Structured page parsing data:
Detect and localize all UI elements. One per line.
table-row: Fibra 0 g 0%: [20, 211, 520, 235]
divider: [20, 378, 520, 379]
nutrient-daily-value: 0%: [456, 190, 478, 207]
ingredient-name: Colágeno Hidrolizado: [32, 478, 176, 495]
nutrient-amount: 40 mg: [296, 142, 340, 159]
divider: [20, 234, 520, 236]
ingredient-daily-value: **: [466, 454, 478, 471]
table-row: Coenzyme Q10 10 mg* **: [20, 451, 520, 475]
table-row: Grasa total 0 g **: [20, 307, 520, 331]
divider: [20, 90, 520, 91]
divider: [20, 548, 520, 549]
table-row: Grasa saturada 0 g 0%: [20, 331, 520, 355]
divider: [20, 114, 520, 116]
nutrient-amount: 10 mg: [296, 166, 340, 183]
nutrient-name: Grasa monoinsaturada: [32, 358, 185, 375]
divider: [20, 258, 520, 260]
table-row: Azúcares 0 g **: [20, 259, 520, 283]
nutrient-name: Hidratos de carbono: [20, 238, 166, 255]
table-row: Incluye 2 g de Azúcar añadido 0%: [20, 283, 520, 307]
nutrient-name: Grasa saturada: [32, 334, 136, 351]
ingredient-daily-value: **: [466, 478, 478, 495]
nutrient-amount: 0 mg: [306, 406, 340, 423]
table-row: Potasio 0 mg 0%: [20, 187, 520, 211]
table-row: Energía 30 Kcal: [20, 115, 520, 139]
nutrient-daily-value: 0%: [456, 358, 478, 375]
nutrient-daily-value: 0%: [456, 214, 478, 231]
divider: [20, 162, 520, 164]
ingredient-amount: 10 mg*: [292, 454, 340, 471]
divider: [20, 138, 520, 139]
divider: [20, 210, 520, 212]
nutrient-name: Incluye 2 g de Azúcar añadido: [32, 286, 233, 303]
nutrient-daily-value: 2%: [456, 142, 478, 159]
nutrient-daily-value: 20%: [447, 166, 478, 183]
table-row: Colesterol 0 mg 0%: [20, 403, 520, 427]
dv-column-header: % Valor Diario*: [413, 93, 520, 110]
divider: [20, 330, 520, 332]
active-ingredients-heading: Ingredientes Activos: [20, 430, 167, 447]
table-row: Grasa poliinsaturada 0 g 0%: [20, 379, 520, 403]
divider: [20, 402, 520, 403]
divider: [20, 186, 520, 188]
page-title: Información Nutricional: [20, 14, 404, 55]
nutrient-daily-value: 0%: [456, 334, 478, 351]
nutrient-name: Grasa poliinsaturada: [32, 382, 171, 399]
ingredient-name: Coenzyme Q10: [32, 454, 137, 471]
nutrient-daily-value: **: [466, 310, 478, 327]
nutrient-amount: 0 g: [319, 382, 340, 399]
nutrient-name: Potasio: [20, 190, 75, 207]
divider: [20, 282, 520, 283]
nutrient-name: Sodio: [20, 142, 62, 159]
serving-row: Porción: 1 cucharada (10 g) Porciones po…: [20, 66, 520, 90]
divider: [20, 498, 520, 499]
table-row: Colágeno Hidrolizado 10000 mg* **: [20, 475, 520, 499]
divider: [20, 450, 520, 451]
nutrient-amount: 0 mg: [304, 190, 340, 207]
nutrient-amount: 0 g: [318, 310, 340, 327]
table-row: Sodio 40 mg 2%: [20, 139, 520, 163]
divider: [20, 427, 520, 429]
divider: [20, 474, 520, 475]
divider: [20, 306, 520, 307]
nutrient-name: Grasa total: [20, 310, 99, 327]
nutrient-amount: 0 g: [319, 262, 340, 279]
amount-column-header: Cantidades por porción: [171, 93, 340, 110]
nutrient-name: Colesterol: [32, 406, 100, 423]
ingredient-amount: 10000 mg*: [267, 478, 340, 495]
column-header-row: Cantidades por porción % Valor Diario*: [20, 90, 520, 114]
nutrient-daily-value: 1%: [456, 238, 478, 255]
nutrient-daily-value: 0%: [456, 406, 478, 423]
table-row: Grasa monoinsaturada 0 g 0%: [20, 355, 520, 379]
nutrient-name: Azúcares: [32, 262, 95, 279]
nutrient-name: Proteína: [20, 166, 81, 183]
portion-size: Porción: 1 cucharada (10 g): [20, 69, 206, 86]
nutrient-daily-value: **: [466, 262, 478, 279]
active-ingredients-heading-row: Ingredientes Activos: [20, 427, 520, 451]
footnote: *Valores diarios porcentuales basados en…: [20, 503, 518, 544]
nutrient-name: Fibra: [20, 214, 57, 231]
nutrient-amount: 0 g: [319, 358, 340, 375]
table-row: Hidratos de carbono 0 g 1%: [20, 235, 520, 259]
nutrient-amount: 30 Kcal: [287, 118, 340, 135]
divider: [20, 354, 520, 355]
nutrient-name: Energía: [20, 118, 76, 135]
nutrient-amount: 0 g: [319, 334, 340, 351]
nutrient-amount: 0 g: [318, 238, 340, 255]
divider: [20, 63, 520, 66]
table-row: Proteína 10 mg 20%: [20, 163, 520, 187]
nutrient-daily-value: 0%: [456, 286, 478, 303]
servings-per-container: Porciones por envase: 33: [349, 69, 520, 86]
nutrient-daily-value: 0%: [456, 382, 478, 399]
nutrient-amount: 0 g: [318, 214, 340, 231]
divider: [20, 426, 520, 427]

Your instructions: Report, for the data above, every line in which the string "Azúcares" appears.

Written reply:
table-row: Azúcares 0 g **: [20, 259, 520, 283]
nutrient-name: Azúcares: [32, 262, 95, 279]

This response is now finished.